[TASK] Rewrite the entries below, replacing "connector-left" with "link-left" and leaving everything else unchanged.

[SOURCE DATA]
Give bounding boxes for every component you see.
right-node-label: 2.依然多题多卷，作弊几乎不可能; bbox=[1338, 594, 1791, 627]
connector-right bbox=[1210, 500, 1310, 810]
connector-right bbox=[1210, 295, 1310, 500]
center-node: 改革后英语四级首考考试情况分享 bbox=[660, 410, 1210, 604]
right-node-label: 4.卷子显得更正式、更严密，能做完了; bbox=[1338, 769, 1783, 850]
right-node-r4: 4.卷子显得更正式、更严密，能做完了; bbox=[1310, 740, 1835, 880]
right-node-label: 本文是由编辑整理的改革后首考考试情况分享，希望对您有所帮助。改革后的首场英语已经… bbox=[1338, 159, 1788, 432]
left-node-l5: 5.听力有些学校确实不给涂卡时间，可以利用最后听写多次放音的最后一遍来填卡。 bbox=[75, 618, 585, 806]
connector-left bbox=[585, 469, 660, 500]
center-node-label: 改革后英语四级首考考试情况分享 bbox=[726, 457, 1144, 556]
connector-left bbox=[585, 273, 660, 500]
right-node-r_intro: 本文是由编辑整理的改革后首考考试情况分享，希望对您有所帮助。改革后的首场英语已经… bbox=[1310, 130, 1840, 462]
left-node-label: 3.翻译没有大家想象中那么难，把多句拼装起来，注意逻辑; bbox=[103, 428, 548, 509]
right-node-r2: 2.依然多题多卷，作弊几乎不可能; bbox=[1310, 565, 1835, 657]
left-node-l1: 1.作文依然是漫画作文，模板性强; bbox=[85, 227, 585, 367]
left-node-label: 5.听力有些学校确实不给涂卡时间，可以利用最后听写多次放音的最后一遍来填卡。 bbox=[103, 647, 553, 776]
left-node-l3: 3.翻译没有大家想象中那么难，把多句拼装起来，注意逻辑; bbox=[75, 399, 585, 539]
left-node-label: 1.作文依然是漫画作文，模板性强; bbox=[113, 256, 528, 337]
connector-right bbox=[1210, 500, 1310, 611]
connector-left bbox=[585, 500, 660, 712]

[REPLY TO THE EXERCISE]
Give bounding boxes for every component you see.
right-node-label: 2.依然多题多卷，作弊几乎不可能; bbox=[1338, 594, 1791, 627]
connector-right bbox=[1210, 500, 1310, 810]
connector-right bbox=[1210, 295, 1310, 500]
center-node: 改革后英语四级首考考试情况分享 bbox=[660, 410, 1210, 604]
right-node-label: 4.卷子显得更正式、更严密，能做完了; bbox=[1338, 769, 1783, 850]
right-node-r4: 4.卷子显得更正式、更严密，能做完了; bbox=[1310, 740, 1835, 880]
right-node-label: 本文是由编辑整理的改革后首考考试情况分享，希望对您有所帮助。改革后的首场英语已经… bbox=[1338, 159, 1788, 432]
left-node-l5: 5.听力有些学校确实不给涂卡时间，可以利用最后听写多次放音的最后一遍来填卡。 bbox=[75, 618, 585, 806]
link-left bbox=[585, 469, 660, 500]
center-node-label: 改革后英语四级首考考试情况分享 bbox=[726, 457, 1144, 556]
link-left bbox=[585, 273, 660, 500]
right-node-r_intro: 本文是由编辑整理的改革后首考考试情况分享，希望对您有所帮助。改革后的首场英语已经… bbox=[1310, 130, 1840, 462]
left-node-label: 3.翻译没有大家想象中那么难，把多句拼装起来，注意逻辑; bbox=[103, 428, 548, 509]
right-node-r2: 2.依然多题多卷，作弊几乎不可能; bbox=[1310, 565, 1835, 657]
left-node-l1: 1.作文依然是漫画作文，模板性强; bbox=[85, 227, 585, 367]
left-node-label: 5.听力有些学校确实不给涂卡时间，可以利用最后听写多次放音的最后一遍来填卡。 bbox=[103, 647, 553, 776]
left-node-l3: 3.翻译没有大家想象中那么难，把多句拼装起来，注意逻辑; bbox=[75, 399, 585, 539]
left-node-label: 1.作文依然是漫画作文，模板性强; bbox=[113, 256, 528, 337]
connector-right bbox=[1210, 500, 1310, 611]
link-left bbox=[585, 500, 660, 712]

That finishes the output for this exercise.